Task to complete: In the text about a couple's micro-wedding, retype the passage from "While they haven’t" up to and including "the new plan.".

Hannah Barr called off her September 12th wedding at her family’s home in Stowe, Vermont because of the spread of COVID-19. Here, she’s sharing how she and her husband, Wills Klein, made the final call and decided to have a micro-wedding at the same location.

Around late-March, the engaged pair made the decision to cancel their original wedding, which seemed like a premature decision to them at the time. “Our number one priority is the health of our friends and family and ultimately is what informed our decision,” Hannah explains. “My father in-law is immunocompromised, and we had family traveling from all over, so we knew early on that we would need to pivot.”

While they haven’t rescheduled a bigger celebration, at the beginning of the summer, they felt comfortable going ahead with a micro-wedding in Vermont. Thankfully, the couple was able to keep most of their vendors and deposits for their new August 23rd ceremony. And once they knew they were downsizing, Wills’s mother, who owns interior design firm Antar Klein Design, helped the bride design the tablescape, and Hannah ordered tableware from off their registry from Heath Ceramics.

Hannah and Wills also brought on their original planner, Sophia Morton of Wink & Willow, to help coordinate on the day, and the mother-of-the-bride was instrumental in pulling off the new plan.

For her original dress, Hannah wanted something classic with clean lines and made an appointment at the Markarian showroom, where she fell in love with the fabrics and the fit of the designs. With assistant designer Annelise Koch’s guidance, they started the dress-making process, and the week before lockdown, she had her measurements taken. Once things started to close, Markarian’s production halted, but celebrity stylist Micaela Erlanger encouraged Hannah to wait it out for her custom look. Luckily, the dress was ready in time for the micro-wedding, as restrictions eased up.

Document structure recognition data
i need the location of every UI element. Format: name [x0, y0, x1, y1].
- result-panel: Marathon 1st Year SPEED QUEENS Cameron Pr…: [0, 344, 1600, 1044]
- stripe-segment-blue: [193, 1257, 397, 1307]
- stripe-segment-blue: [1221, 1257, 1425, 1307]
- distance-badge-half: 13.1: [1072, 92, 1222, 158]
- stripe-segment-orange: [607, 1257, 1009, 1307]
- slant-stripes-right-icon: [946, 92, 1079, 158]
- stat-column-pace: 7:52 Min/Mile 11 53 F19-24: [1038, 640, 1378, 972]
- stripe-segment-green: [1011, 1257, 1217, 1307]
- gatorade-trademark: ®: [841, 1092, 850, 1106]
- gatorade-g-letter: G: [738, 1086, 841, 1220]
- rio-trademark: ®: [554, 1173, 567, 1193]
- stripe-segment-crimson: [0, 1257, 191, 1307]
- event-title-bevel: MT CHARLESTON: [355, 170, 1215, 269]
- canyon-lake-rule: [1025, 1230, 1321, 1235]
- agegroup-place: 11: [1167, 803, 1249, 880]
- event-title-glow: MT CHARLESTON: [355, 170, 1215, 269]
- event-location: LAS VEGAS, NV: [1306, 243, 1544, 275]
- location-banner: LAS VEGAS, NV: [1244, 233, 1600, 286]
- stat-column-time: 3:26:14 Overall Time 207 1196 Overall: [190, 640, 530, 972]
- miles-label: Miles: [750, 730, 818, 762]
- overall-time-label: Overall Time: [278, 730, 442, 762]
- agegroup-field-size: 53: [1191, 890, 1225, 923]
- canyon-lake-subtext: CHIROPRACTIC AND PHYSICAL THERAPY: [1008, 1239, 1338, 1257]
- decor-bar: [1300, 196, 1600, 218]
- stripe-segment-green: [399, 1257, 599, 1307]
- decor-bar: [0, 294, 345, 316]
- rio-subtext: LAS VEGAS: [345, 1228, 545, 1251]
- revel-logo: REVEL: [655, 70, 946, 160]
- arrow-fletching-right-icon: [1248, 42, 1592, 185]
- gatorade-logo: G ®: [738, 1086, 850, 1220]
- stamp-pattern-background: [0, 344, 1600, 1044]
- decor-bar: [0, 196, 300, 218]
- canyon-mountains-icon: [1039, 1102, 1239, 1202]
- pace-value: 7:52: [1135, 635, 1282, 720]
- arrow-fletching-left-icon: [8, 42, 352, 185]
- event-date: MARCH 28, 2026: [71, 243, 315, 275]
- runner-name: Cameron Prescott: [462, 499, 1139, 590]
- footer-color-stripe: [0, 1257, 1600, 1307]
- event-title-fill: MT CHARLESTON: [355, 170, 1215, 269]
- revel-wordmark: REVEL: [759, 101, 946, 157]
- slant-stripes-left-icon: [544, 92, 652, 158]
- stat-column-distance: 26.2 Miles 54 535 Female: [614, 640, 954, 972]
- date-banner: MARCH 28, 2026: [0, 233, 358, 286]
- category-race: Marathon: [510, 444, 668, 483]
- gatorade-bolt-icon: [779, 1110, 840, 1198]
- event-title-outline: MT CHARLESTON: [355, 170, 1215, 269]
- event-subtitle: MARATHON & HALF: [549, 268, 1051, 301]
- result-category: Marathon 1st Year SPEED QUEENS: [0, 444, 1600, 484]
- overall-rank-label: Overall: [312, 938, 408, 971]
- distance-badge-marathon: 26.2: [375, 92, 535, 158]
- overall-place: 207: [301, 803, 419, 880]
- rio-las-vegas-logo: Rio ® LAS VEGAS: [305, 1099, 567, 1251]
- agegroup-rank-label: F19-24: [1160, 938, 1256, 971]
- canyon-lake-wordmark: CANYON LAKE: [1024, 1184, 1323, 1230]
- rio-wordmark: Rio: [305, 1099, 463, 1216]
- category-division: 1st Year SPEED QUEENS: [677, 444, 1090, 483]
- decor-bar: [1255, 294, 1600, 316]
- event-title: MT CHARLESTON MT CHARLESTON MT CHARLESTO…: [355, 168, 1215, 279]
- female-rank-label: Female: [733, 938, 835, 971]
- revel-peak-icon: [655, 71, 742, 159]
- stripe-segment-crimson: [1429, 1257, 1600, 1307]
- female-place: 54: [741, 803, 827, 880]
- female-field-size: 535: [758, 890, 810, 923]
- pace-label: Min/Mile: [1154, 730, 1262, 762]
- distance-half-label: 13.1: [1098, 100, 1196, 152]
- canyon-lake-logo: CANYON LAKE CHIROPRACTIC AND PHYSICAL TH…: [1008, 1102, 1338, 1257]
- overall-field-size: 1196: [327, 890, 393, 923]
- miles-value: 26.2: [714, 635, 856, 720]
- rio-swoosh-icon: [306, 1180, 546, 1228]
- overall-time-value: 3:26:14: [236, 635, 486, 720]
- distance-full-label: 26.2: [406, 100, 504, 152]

Written solution:
While they haven’t rescheduled a bigger celebration, at the beginning of the summer, they felt comfortable going ahead with a micro-wedding in Vermont. Thankfully, the couple was able to keep most of their vendors and deposits for their new August 23rd ceremony. And once they knew they were downsizing, Wills’s mother, who owns interior design firm Antar Klein Design, helped the bride design the tablescape, and Hannah ordered tableware from off their registry from Heath Ceramics.

Hannah and Wills also brought on their original planner, Sophia Morton of Wink & Willow, to help coordinate on the day, and the mother-of-the-bride was instrumental in pulling off the new plan.